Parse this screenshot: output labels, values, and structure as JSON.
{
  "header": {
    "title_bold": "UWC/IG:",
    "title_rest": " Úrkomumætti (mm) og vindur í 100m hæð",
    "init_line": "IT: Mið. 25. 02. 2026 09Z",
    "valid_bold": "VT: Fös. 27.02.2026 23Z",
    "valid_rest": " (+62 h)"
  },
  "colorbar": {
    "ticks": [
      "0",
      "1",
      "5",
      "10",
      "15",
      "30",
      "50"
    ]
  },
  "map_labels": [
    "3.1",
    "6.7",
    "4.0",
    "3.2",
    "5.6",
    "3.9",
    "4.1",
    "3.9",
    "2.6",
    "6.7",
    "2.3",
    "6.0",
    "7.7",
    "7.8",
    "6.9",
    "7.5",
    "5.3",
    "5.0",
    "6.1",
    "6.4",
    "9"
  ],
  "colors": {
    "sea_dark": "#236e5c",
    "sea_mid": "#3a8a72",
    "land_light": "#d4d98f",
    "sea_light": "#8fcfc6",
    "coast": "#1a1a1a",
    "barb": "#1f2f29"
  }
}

DIRECTIONS FOR THIS TASK: Could you quote the material above in full, exactly as it stands?

ANSWER:
Parse this screenshot: output labels, values, and structure as JSON.
{
  "header": {
    "title_bold": "UWC/IG:",
    "title_rest": " Úrkomumætti (mm) og vindur í 100m hæð",
    "init_line": "IT: Mið. 25. 02. 2026 09Z",
    "valid_bold": "VT: Fös. 27.02.2026 23Z",
    "valid_rest": " (+62 h)"
  },
  "colorbar": {
    "ticks": [
      "0",
      "1",
      "5",
      "10",
      "15",
      "30",
      "50"
    ]
  },
  "map_labels": [
    "3.1",
    "6.7",
    "4.0",
    "3.2",
    "5.6",
    "3.9",
    "4.1",
    "3.9",
    "2.6",
    "6.7",
    "2.3",
    "6.0",
    "7.7",
    "7.8",
    "6.9",
    "7.5",
    "5.3",
    "5.0",
    "6.1",
    "6.4",
    "9"
  ],
  "colors": {
    "sea_dark": "#236e5c",
    "sea_mid": "#3a8a72",
    "land_light": "#d4d98f",
    "sea_light": "#8fcfc6",
    "coast": "#1a1a1a",
    "barb": "#1f2f29"
  }
}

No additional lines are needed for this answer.